#### [DATASET ENTRIES]

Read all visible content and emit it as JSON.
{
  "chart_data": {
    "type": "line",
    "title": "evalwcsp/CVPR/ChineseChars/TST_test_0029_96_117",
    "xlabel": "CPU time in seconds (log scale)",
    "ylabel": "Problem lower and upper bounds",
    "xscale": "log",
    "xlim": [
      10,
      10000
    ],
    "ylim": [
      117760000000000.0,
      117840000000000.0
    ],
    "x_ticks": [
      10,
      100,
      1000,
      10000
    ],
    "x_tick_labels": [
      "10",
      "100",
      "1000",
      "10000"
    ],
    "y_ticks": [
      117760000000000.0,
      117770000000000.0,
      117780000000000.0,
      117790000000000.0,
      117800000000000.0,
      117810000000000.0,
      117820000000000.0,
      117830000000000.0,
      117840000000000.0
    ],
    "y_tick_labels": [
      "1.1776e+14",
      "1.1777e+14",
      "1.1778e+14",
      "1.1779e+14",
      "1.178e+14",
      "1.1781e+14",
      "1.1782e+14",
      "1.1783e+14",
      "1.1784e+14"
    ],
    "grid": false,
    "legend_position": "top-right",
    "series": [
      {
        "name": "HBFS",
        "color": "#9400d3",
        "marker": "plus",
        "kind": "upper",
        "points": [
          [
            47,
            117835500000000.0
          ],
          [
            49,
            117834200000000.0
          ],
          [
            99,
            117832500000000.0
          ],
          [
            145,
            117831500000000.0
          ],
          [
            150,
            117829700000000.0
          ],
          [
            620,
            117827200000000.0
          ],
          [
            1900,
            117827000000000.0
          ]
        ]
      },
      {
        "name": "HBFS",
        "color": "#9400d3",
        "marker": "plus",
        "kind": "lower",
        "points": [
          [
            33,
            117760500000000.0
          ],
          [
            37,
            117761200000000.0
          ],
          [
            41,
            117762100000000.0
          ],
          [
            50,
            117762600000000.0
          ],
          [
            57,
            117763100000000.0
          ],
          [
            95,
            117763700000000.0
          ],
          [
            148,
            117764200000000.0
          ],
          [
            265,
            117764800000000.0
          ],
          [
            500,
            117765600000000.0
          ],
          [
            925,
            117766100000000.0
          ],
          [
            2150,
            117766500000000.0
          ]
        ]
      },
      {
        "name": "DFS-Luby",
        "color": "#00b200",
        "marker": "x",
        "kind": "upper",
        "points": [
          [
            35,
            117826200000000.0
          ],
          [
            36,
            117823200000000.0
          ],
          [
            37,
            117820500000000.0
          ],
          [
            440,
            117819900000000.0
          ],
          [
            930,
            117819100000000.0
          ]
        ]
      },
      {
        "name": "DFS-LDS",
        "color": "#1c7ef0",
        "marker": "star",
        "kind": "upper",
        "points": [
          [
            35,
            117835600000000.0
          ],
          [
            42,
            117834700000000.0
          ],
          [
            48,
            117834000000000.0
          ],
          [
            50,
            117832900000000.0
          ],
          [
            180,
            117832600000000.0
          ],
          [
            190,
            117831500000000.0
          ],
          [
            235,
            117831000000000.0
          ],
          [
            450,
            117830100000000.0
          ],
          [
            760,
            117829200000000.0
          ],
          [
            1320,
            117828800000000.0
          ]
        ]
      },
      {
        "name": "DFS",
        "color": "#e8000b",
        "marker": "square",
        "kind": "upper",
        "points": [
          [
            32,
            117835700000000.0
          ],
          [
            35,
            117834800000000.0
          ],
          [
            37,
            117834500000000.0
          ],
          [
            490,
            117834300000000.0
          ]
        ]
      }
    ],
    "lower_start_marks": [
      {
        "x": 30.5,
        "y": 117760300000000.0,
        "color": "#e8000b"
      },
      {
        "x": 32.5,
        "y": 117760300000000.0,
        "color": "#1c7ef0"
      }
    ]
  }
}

#### [PROMPT]
Can you give every line above again, exactly as written?

#### [EXERCISE OUTPUT]
Read all visible content and emit it as JSON.
{
  "chart_data": {
    "type": "line",
    "title": "evalwcsp/CVPR/ChineseChars/TST_test_0029_96_117",
    "xlabel": "CPU time in seconds (log scale)",
    "ylabel": "Problem lower and upper bounds",
    "xscale": "log",
    "xlim": [
      10,
      10000
    ],
    "ylim": [
      117760000000000.0,
      117840000000000.0
    ],
    "x_ticks": [
      10,
      100,
      1000,
      10000
    ],
    "x_tick_labels": [
      "10",
      "100",
      "1000",
      "10000"
    ],
    "y_ticks": [
      117760000000000.0,
      117770000000000.0,
      117780000000000.0,
      117790000000000.0,
      117800000000000.0,
      117810000000000.0,
      117820000000000.0,
      117830000000000.0,
      117840000000000.0
    ],
    "y_tick_labels": [
      "1.1776e+14",
      "1.1777e+14",
      "1.1778e+14",
      "1.1779e+14",
      "1.178e+14",
      "1.1781e+14",
      "1.1782e+14",
      "1.1783e+14",
      "1.1784e+14"
    ],
    "grid": false,
    "legend_position": "top-right",
    "series": [
      {
        "name": "HBFS",
        "color": "#9400d3",
        "marker": "plus",
        "kind": "upper",
        "points": [
          [
            47,
            117835500000000.0
          ],
          [
            49,
            117834200000000.0
          ],
          [
            99,
            117832500000000.0
          ],
          [
            145,
            117831500000000.0
          ],
          [
            150,
            117829700000000.0
          ],
          [
            620,
            117827200000000.0
          ],
          [
            1900,
            117827000000000.0
          ]
        ]
      },
      {
        "name": "HBFS",
        "color": "#9400d3",
        "marker": "plus",
        "kind": "lower",
        "points": [
          [
            33,
            117760500000000.0
          ],
          [
            37,
            117761200000000.0
          ],
          [
            41,
            117762100000000.0
          ],
          [
            50,
            117762600000000.0
          ],
          [
            57,
            117763100000000.0
          ],
          [
            95,
            117763700000000.0
          ],
          [
            148,
            117764200000000.0
          ],
          [
            265,
            117764800000000.0
          ],
          [
            500,
            117765600000000.0
          ],
          [
            925,
            117766100000000.0
          ],
          [
            2150,
            117766500000000.0
          ]
        ]
      },
      {
        "name": "DFS-Luby",
        "color": "#00b200",
        "marker": "x",
        "kind": "upper",
        "points": [
          [
            35,
            117826200000000.0
          ],
          [
            36,
            117823200000000.0
          ],
          [
            37,
            117820500000000.0
          ],
          [
            440,
            117819900000000.0
          ],
          [
            930,
            117819100000000.0
          ]
        ]
      },
      {
        "name": "DFS-LDS",
        "color": "#1c7ef0",
        "marker": "star",
        "kind": "upper",
        "points": [
          [
            35,
            117835600000000.0
          ],
          [
            42,
            117834700000000.0
          ],
          [
            48,
            117834000000000.0
          ],
          [
            50,
            117832900000000.0
          ],
          [
            180,
            117832600000000.0
          ],
          [
            190,
            117831500000000.0
          ],
          [
            235,
            117831000000000.0
          ],
          [
            450,
            117830100000000.0
          ],
          [
            760,
            117829200000000.0
          ],
          [
            1320,
            117828800000000.0
          ]
        ]
      },
      {
        "name": "DFS",
        "color": "#e8000b",
        "marker": "square",
        "kind": "upper",
        "points": [
          [
            32,
            117835700000000.0
          ],
          [
            35,
            117834800000000.0
          ],
          [
            37,
            117834500000000.0
          ],
          [
            490,
            117834300000000.0
          ]
        ]
      }
    ],
    "lower_start_marks": [
      {
        "x": 30.5,
        "y": 117760300000000.0,
        "color": "#e8000b"
      },
      {
        "x": 32.5,
        "y": 117760300000000.0,
        "color": "#1c7ef0"
      }
    ]
  }
}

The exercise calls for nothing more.